**WORK TO COMPLETE**
Quote precisely the final stretch of the listing: start at the line containing "What does this" and stop after the last line.

-- start of RECORDS PROVIDED --

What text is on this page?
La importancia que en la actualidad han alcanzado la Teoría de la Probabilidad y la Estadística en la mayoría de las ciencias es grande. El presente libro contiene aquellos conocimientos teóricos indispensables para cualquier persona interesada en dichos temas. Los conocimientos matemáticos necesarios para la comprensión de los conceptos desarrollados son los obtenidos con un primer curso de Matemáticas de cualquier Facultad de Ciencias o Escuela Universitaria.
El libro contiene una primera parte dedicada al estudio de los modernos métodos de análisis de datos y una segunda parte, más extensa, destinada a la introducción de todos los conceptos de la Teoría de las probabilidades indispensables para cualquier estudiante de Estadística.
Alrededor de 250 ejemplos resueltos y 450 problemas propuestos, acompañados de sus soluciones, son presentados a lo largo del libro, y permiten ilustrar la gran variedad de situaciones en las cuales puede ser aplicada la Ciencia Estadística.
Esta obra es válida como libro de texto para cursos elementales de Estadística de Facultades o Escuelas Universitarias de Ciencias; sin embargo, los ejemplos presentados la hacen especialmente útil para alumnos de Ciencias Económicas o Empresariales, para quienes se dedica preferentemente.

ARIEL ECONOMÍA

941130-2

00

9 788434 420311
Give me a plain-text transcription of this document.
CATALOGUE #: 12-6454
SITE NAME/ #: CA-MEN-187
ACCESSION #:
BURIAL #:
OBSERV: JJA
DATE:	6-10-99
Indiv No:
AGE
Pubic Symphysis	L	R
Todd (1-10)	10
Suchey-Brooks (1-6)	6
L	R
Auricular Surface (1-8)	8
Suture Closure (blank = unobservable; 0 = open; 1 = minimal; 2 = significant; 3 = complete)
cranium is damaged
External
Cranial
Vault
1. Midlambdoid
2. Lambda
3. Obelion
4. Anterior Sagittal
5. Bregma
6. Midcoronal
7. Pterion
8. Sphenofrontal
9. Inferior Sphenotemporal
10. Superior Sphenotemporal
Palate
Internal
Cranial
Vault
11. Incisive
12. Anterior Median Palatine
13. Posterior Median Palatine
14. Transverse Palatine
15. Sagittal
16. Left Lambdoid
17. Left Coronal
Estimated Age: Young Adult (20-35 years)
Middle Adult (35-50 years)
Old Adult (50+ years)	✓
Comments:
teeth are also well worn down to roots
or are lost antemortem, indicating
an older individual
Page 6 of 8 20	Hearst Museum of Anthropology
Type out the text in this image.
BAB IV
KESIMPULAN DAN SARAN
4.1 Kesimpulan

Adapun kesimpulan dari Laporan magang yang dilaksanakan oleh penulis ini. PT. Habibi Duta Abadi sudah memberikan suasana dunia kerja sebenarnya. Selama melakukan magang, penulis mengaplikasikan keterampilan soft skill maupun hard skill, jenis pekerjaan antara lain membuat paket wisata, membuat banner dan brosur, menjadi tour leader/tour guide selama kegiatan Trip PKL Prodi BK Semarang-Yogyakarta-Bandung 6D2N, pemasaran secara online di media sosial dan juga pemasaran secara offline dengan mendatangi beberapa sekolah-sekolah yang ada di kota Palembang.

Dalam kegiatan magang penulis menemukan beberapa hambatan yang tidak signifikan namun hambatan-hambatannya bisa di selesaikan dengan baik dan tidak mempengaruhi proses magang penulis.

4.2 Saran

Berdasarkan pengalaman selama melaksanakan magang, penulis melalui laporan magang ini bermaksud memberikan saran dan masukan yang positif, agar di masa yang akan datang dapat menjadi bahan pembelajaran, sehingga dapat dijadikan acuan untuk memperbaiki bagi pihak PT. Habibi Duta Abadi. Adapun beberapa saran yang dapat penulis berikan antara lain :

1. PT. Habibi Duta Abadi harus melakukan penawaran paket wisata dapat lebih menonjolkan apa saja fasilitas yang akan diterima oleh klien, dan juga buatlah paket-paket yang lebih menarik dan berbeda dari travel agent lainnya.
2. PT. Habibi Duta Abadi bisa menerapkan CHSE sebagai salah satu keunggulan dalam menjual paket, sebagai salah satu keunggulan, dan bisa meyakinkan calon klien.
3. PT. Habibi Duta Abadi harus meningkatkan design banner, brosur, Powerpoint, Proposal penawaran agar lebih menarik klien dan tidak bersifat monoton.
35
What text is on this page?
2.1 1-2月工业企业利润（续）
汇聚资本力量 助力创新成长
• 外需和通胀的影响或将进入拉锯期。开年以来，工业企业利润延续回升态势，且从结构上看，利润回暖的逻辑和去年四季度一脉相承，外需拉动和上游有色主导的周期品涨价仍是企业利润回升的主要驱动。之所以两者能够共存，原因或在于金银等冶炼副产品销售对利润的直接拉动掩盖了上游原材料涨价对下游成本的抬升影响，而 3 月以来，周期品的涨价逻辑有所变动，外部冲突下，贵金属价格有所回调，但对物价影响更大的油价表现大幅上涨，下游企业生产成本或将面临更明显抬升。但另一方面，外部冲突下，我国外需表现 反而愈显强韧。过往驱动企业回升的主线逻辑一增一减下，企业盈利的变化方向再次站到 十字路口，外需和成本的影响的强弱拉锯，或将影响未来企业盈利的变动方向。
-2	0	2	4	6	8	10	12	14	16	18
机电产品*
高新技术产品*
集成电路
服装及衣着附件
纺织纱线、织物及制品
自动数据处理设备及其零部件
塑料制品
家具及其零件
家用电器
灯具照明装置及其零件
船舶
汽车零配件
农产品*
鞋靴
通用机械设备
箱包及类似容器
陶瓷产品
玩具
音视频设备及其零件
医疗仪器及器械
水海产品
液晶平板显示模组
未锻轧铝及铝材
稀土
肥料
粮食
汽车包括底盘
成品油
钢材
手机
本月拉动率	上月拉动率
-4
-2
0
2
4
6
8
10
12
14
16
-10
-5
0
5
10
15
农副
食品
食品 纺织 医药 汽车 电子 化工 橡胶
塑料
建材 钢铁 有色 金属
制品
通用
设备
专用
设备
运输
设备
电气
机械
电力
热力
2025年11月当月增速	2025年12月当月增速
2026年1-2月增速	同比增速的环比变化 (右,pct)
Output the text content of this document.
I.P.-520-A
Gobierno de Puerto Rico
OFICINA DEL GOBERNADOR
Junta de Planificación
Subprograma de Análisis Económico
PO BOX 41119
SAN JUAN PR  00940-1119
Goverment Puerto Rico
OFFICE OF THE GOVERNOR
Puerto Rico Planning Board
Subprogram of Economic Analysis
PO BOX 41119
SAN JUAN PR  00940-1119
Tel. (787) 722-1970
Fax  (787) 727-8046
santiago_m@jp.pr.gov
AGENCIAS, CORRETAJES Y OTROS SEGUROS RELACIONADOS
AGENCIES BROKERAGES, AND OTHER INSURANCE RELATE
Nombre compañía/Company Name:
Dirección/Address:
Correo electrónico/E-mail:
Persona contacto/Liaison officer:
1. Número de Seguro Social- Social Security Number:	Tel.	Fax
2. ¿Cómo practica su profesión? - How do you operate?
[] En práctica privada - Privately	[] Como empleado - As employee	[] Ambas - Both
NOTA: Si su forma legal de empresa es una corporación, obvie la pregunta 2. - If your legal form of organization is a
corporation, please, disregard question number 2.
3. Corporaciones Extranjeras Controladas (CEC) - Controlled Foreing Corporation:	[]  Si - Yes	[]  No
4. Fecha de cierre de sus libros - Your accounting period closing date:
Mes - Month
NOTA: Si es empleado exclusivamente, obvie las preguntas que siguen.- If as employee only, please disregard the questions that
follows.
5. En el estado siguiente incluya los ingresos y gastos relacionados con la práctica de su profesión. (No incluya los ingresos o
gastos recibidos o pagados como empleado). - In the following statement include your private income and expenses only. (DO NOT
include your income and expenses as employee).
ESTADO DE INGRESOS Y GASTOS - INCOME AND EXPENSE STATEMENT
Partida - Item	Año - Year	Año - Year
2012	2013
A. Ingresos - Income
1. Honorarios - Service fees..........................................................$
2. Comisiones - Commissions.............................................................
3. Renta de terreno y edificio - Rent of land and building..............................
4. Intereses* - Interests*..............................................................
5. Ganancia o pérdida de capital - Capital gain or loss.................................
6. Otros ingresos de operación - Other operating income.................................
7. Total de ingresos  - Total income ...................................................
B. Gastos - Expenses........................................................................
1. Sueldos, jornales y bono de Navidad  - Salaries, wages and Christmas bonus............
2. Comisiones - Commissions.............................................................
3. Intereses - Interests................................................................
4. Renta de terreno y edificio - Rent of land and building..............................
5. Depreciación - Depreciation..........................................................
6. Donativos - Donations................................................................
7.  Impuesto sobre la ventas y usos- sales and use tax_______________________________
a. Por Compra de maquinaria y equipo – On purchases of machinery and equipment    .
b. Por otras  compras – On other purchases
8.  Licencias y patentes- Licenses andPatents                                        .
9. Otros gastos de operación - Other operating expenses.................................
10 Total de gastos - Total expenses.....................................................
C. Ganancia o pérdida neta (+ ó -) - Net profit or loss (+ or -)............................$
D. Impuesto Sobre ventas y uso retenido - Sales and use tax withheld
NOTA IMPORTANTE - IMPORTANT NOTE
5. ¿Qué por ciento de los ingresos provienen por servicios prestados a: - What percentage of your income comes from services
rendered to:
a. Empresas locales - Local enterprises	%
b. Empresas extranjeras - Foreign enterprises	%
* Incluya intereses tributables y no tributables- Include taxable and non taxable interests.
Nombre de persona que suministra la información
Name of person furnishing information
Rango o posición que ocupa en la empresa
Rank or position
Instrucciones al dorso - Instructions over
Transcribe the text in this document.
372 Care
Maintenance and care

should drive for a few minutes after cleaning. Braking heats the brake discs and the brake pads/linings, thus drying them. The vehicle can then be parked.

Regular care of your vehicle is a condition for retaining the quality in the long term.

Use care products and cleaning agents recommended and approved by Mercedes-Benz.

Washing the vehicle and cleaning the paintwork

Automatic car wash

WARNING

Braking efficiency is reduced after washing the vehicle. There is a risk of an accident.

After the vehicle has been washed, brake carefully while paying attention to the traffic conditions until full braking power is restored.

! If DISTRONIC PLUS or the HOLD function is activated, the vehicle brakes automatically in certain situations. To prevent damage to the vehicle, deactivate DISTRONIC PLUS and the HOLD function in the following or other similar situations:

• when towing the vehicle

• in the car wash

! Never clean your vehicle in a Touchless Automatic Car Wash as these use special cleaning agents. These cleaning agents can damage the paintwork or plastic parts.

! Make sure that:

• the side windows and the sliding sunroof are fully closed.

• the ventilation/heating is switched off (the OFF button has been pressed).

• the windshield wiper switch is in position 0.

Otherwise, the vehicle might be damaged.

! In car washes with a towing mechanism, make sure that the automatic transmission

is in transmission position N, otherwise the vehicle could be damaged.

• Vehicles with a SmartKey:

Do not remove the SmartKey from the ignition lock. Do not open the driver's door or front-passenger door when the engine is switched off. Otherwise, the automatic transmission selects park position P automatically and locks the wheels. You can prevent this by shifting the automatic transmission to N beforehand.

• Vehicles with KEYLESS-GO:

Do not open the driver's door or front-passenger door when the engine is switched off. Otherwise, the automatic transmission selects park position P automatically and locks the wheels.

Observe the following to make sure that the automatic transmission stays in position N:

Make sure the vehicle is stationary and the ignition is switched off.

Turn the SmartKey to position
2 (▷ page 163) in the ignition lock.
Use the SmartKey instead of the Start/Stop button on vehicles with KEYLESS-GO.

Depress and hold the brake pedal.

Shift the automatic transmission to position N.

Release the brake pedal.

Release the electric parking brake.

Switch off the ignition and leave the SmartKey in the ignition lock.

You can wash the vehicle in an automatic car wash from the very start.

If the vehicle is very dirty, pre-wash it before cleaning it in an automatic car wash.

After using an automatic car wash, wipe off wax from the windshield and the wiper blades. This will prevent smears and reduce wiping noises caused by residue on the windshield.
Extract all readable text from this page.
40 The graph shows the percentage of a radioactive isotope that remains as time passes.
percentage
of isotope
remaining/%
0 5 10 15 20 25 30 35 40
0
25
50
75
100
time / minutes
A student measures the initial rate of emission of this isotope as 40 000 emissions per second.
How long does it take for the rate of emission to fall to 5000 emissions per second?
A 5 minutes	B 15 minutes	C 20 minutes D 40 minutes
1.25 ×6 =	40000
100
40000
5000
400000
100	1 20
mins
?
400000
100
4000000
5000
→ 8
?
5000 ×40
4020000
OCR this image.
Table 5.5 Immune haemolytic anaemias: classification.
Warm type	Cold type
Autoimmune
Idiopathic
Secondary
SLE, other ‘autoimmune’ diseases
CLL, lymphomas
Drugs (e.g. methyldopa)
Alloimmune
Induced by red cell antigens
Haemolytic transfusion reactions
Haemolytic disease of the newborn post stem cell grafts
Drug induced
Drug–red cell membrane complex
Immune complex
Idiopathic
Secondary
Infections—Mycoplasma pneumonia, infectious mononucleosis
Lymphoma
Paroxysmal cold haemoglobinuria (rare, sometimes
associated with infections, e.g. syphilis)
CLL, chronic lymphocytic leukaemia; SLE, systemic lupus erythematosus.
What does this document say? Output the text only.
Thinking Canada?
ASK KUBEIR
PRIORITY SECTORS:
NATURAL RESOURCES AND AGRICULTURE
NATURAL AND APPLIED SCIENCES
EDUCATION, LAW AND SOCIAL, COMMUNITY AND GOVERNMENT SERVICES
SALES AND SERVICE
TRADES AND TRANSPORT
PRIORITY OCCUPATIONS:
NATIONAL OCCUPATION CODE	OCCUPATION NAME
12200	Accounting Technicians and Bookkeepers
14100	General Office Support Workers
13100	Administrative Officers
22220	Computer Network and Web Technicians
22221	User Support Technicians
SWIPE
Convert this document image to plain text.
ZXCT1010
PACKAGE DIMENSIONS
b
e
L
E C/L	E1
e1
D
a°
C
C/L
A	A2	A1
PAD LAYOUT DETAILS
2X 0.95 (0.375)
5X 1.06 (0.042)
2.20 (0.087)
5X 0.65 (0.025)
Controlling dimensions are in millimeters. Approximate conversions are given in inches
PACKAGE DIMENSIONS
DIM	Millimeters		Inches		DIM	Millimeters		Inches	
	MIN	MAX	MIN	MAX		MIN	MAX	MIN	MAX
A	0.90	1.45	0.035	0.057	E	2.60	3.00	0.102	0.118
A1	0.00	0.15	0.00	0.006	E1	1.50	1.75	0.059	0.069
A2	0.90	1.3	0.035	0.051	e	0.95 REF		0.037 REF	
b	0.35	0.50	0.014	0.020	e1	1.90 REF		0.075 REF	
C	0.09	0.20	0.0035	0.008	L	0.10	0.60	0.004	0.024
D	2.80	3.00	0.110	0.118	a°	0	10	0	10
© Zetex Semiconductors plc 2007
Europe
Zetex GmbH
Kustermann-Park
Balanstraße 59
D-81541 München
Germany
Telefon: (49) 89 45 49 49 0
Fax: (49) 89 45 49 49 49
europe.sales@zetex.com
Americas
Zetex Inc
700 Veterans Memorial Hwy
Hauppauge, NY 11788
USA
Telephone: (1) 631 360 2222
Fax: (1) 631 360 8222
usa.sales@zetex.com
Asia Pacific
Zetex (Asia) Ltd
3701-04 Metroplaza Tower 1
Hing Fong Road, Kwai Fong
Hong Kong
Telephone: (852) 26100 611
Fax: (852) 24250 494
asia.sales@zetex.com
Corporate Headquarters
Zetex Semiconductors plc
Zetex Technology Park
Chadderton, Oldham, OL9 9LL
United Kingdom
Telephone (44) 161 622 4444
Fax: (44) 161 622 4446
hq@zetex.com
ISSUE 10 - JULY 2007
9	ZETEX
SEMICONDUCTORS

-- end of RECORDS PROVIDED --

**ANSWER TO THE EXERCISE**
What does this document say? Output the text only.
Thinking Canada?
ASK KUBEIR
PRIORITY SECTORS:
NATURAL RESOURCES AND AGRICULTURE
NATURAL AND APPLIED SCIENCES
EDUCATION, LAW AND SOCIAL, COMMUNITY AND GOVERNMENT SERVICES
SALES AND SERVICE
TRADES AND TRANSPORT
PRIORITY OCCUPATIONS:
NATIONAL OCCUPATION CODE	OCCUPATION NAME
12200	Accounting Technicians and Bookkeepers
14100	General Office Support Workers
13100	Administrative Officers
22220	Computer Network and Web Technicians
22221	User Support Technicians
SWIPE
Convert this document image to plain text.
ZXCT1010
PACKAGE DIMENSIONS
b
e
L
E C/L	E1
e1
D
a°
C
C/L
A	A2	A1
PAD LAYOUT DETAILS
2X 0.95 (0.375)
5X 1.06 (0.042)
2.20 (0.087)
5X 0.65 (0.025)
Controlling dimensions are in millimeters. Approximate conversions are given in inches
PACKAGE DIMENSIONS
DIM	Millimeters		Inches		DIM	Millimeters		Inches	
	MIN	MAX	MIN	MAX		MIN	MAX	MIN	MAX
A	0.90	1.45	0.035	0.057	E	2.60	3.00	0.102	0.118
A1	0.00	0.15	0.00	0.006	E1	1.50	1.75	0.059	0.069
A2	0.90	1.3	0.035	0.051	e	0.95 REF		0.037 REF	
b	0.35	0.50	0.014	0.020	e1	1.90 REF		0.075 REF	
C	0.09	0.20	0.0035	0.008	L	0.10	0.60	0.004	0.024
D	2.80	3.00	0.110	0.118	a°	0	10	0	10
© Zetex Semiconductors plc 2007
Europe
Zetex GmbH
Kustermann-Park
Balanstraße 59
D-81541 München
Germany
Telefon: (49) 89 45 49 49 0
Fax: (49) 89 45 49 49 49
europe.sales@zetex.com
Americas
Zetex Inc
700 Veterans Memorial Hwy
Hauppauge, NY 11788
USA
Telephone: (1) 631 360 2222
Fax: (1) 631 360 8222
usa.sales@zetex.com
Asia Pacific
Zetex (Asia) Ltd
3701-04 Metroplaza Tower 1
Hing Fong Road, Kwai Fong
Hong Kong
Telephone: (852) 26100 611
Fax: (852) 24250 494
asia.sales@zetex.com
Corporate Headquarters
Zetex Semiconductors plc
Zetex Technology Park
Chadderton, Oldham, OL9 9LL
United Kingdom
Telephone (44) 161 622 4444
Fax: (44) 161 622 4446
hq@zetex.com
ISSUE 10 - JULY 2007
9	ZETEX
SEMICONDUCTORS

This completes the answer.